#### Given problem
Copy all lines that contain the word "JSON".
------ Exercise material ------
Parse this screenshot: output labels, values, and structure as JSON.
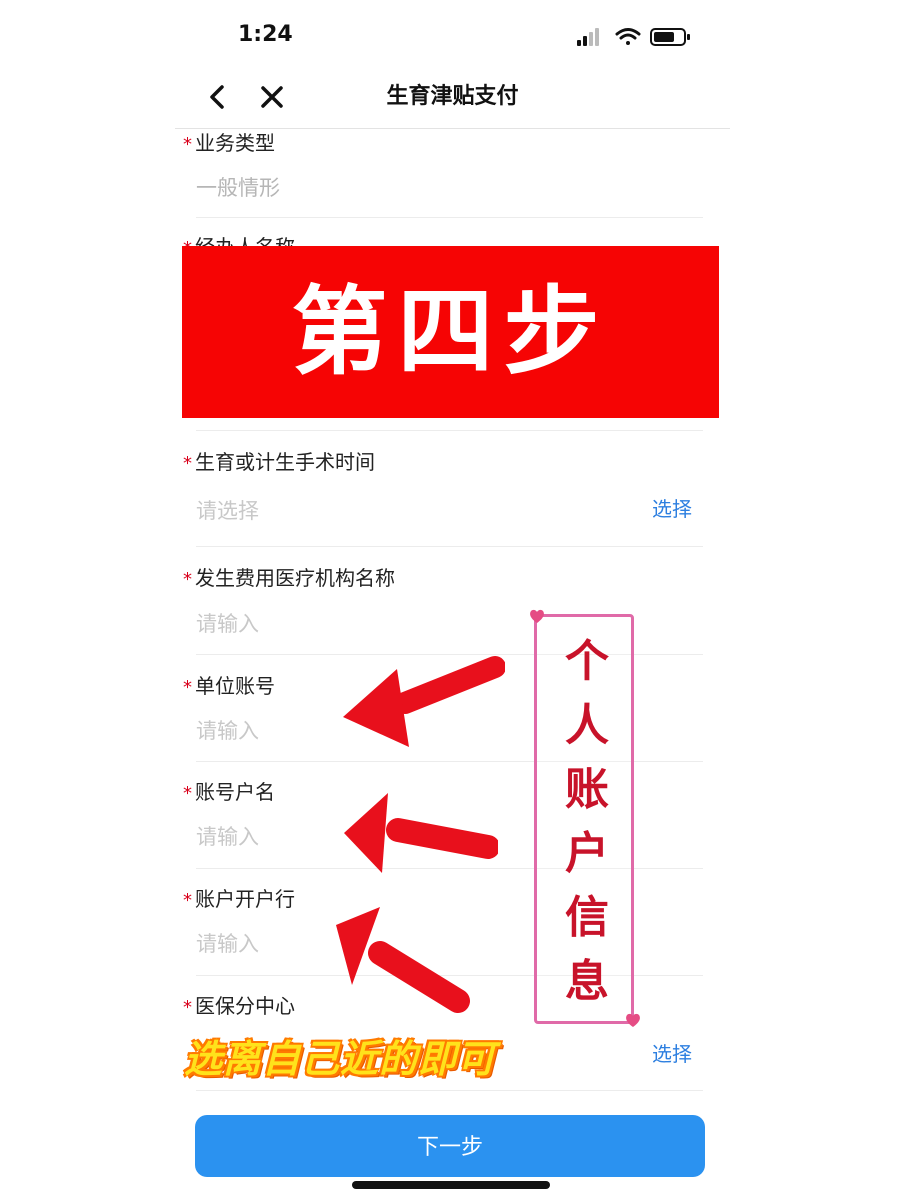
{
  "status_bar": {
    "time": "1:24"
  },
  "nav": {
    "title": "生育津贴支付",
    "back_icon": "chevron-left-icon",
    "close_icon": "close-icon"
  },
  "fields": [
    {
      "label": "业务类型",
      "value": "一般情形",
      "required": true
    },
    {
      "label": "经办人名称",
      "required": true
    },
    {
      "label": "生育或计生手术时间",
      "placeholder": "请选择",
      "action": "选择",
      "required": true
    },
    {
      "label": "发生费用医疗机构名称",
      "placeholder": "请输入",
      "required": true
    },
    {
      "label": "单位账号",
      "placeholder": "请输入",
      "required": true
    },
    {
      "label": "账号户名",
      "placeholder": "请输入",
      "required": true
    },
    {
      "label": "账户开户行",
      "placeholder": "请输入",
      "required": true
    },
    {
      "label": "医保分中心",
      "action": "选择",
      "required": true
    }
  ],
  "required_marker": "*",
  "overlays": {
    "banner_text": "第四步",
    "note_chars": [
      "个",
      "人",
      "账",
      "户",
      "信",
      "息"
    ],
    "hint_text": "选离自己近的即可"
  },
  "next_button": {
    "label": "下一步"
  },
  "colors": {
    "accent": "#2b92f0",
    "link": "#2d7fe0",
    "banner": "#f60404",
    "required": "#d9001b",
    "arrow": "#e8101c"
  }
}
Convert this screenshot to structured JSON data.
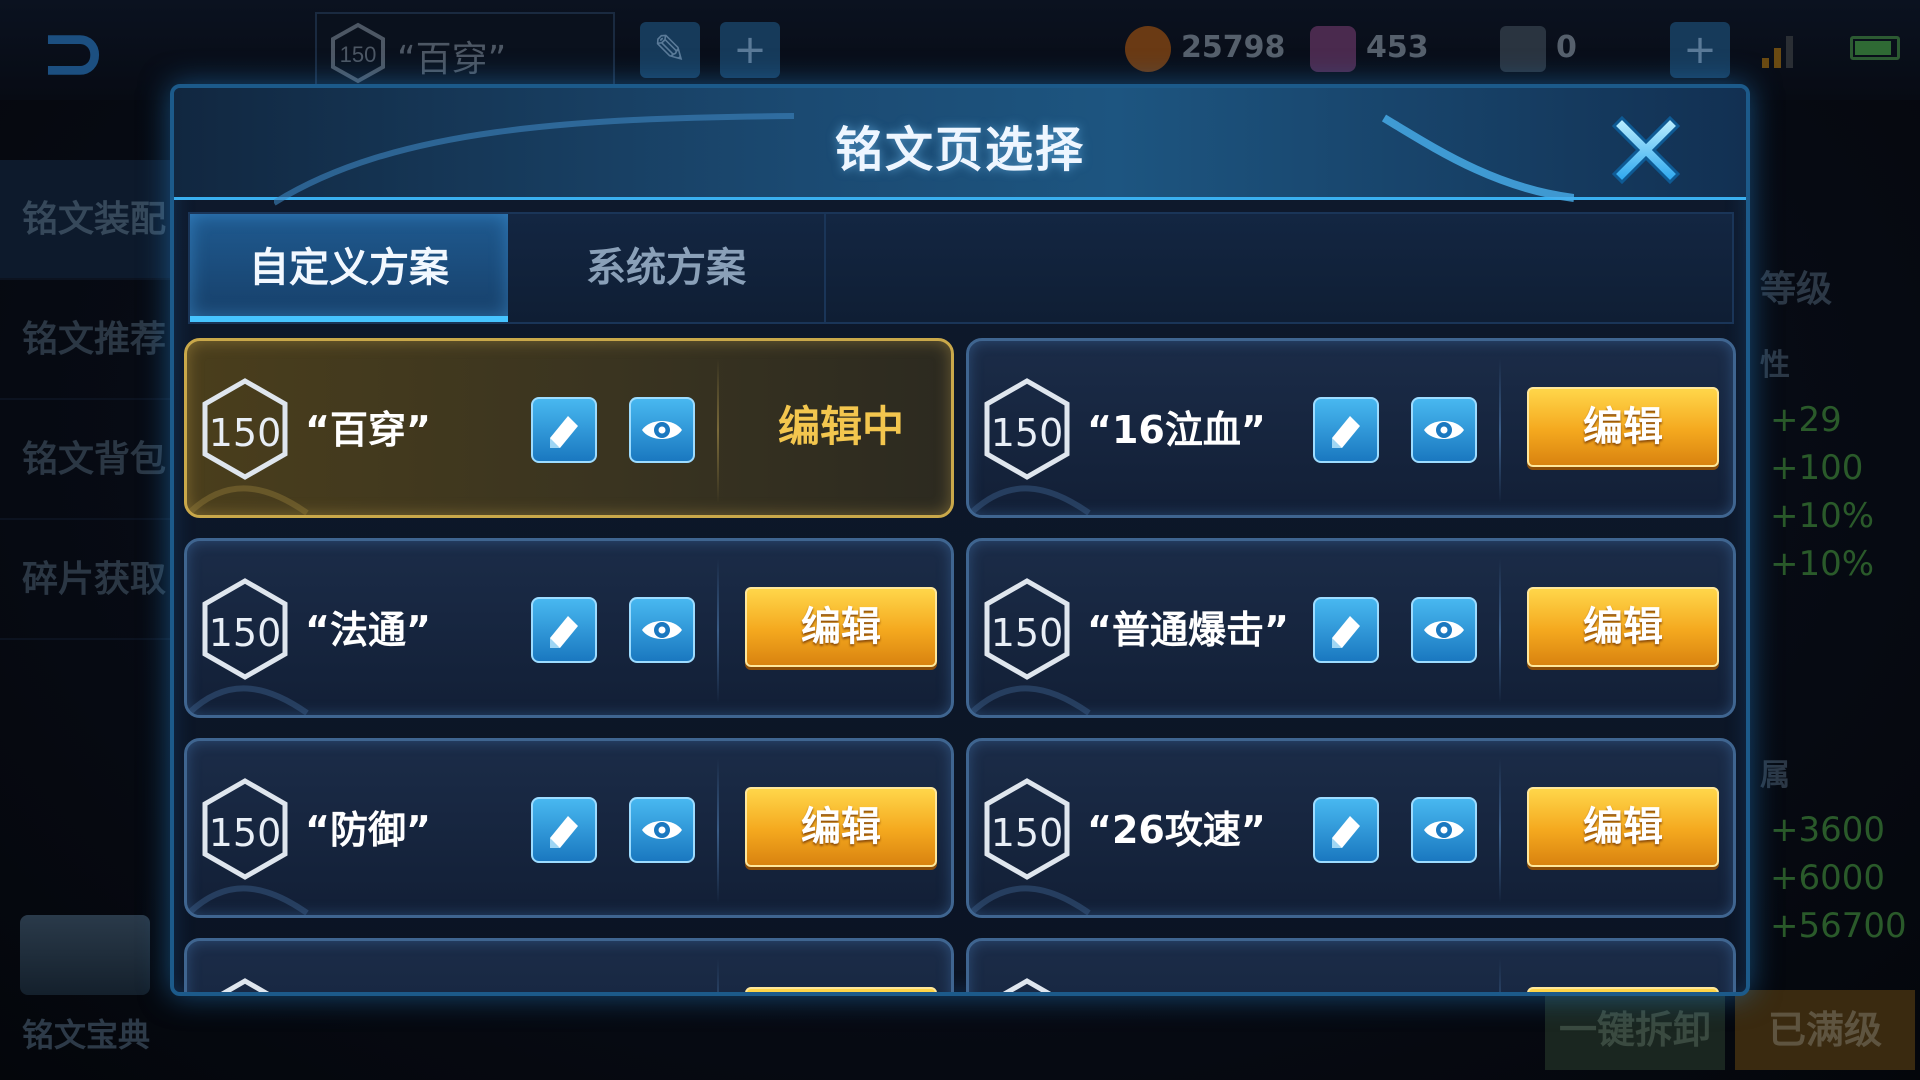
{
  "topbar": {
    "current_page_level": "150",
    "current_page_name": "“百穿”",
    "gold_amount": "25798",
    "diamond_amount": "453",
    "voucher_amount": "0",
    "add_label": "+"
  },
  "sidebar": {
    "items": [
      {
        "label": "铭文装配"
      },
      {
        "label": "铭文推荐"
      },
      {
        "label": "铭文背包"
      },
      {
        "label": "碎片获取"
      }
    ],
    "book_label": "铭文宝典"
  },
  "right_panel": {
    "level_heading": "等级",
    "attr_heading": "性",
    "stats_top": [
      "+29",
      "+100",
      "+10%",
      "+10%"
    ],
    "attr_heading_2": "属",
    "stats_bottom": [
      "+3600",
      "+6000",
      "+56700"
    ]
  },
  "bottom_buttons": {
    "disassemble": "一键拆卸",
    "maxed": "已满级"
  },
  "modal": {
    "title": "铭文页选择",
    "tabs": [
      {
        "label": "自定义方案",
        "active": true
      },
      {
        "label": "系统方案",
        "active": false
      }
    ],
    "pages": [
      {
        "level": "150",
        "name": "“百穿”",
        "status": "编辑中",
        "current": true
      },
      {
        "level": "150",
        "name": "“16泣血”",
        "action": "编辑",
        "current": false
      },
      {
        "level": "150",
        "name": "“法通”",
        "action": "编辑",
        "current": false
      },
      {
        "level": "150",
        "name": "“普通爆击”",
        "action": "编辑",
        "current": false
      },
      {
        "level": "150",
        "name": "“防御”",
        "action": "编辑",
        "current": false
      },
      {
        "level": "150",
        "name": "“26攻速”",
        "action": "编辑",
        "current": false
      }
    ]
  },
  "colors": {
    "accent_blue": "#46c4ff",
    "edit_button_orange": "#f4a81e",
    "current_card_gold": "#c9a84a"
  }
}
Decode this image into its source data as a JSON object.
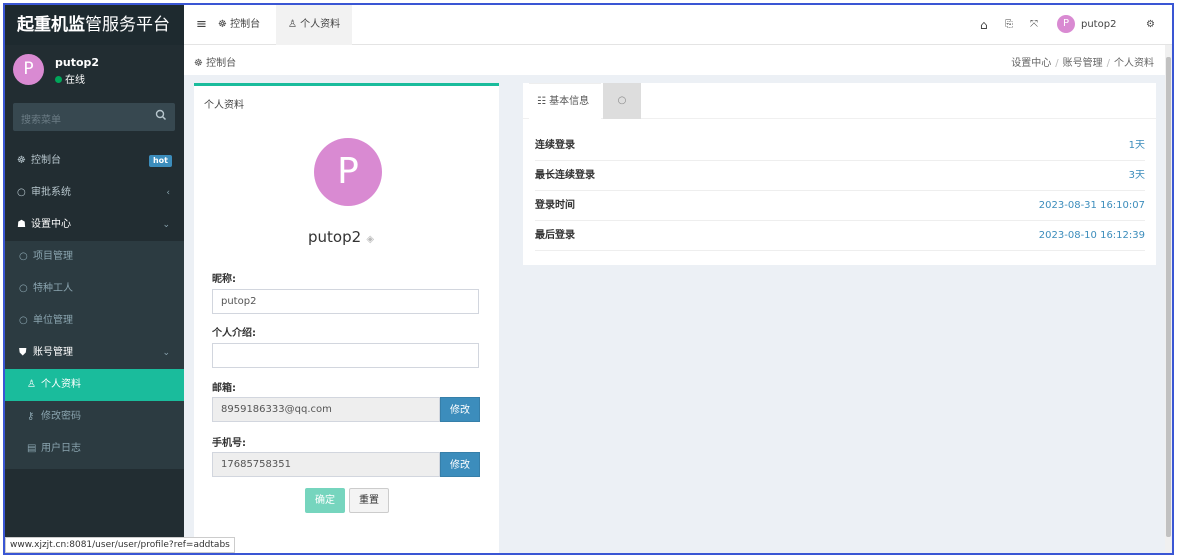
{
  "brand": {
    "bold": "起重机监",
    "rest": "管服务平台"
  },
  "user": {
    "initial": "P",
    "name": "putop2",
    "status": "在线"
  },
  "search": {
    "placeholder": "搜索菜单"
  },
  "sidebar": {
    "items": [
      {
        "label": "控制台",
        "badge": "hot"
      },
      {
        "label": "审批系统"
      },
      {
        "label": "设置中心"
      },
      {
        "label": "项目管理"
      },
      {
        "label": "特种工人"
      },
      {
        "label": "单位管理"
      },
      {
        "label": "账号管理"
      },
      {
        "label": "个人资料"
      },
      {
        "label": "修改密码"
      },
      {
        "label": "用户日志"
      }
    ]
  },
  "topbar": {
    "tabs": [
      {
        "label": "控制台"
      },
      {
        "label": "个人资料"
      }
    ],
    "username": "putop2"
  },
  "crumb": {
    "home": "控制台",
    "trail": [
      "设置中心",
      "账号管理",
      "个人资料"
    ]
  },
  "profile": {
    "card_title": "个人资料",
    "avatar_initial": "P",
    "username": "putop2",
    "nickname_label": "昵称:",
    "nickname_value": "putop2",
    "intro_label": "个人介绍:",
    "intro_value": "",
    "email_label": "邮箱:",
    "email_value": "8959186333@qq.com",
    "email_btn": "修改",
    "phone_label": "手机号:",
    "phone_value": "17685758351",
    "phone_btn": "修改",
    "ok_btn": "确定",
    "reset_btn": "重置"
  },
  "info": {
    "tab_label": "基本信息",
    "rows": [
      {
        "key": "连续登录",
        "value": "1天"
      },
      {
        "key": "最长连续登录",
        "value": "3天"
      },
      {
        "key": "登录时间",
        "value": "2023-08-31 16:10:07"
      },
      {
        "key": "最后登录",
        "value": "2023-08-10 16:12:39"
      }
    ]
  },
  "status_url": "www.xjzjt.cn:8081/user/user/profile?ref=addtabs"
}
------
#### Worked solution
Parse this screenshot: output labels, values, and structure as JSON.
Convert this screenshot to structured JSON data.
Decode this image into its source data as a JSON object.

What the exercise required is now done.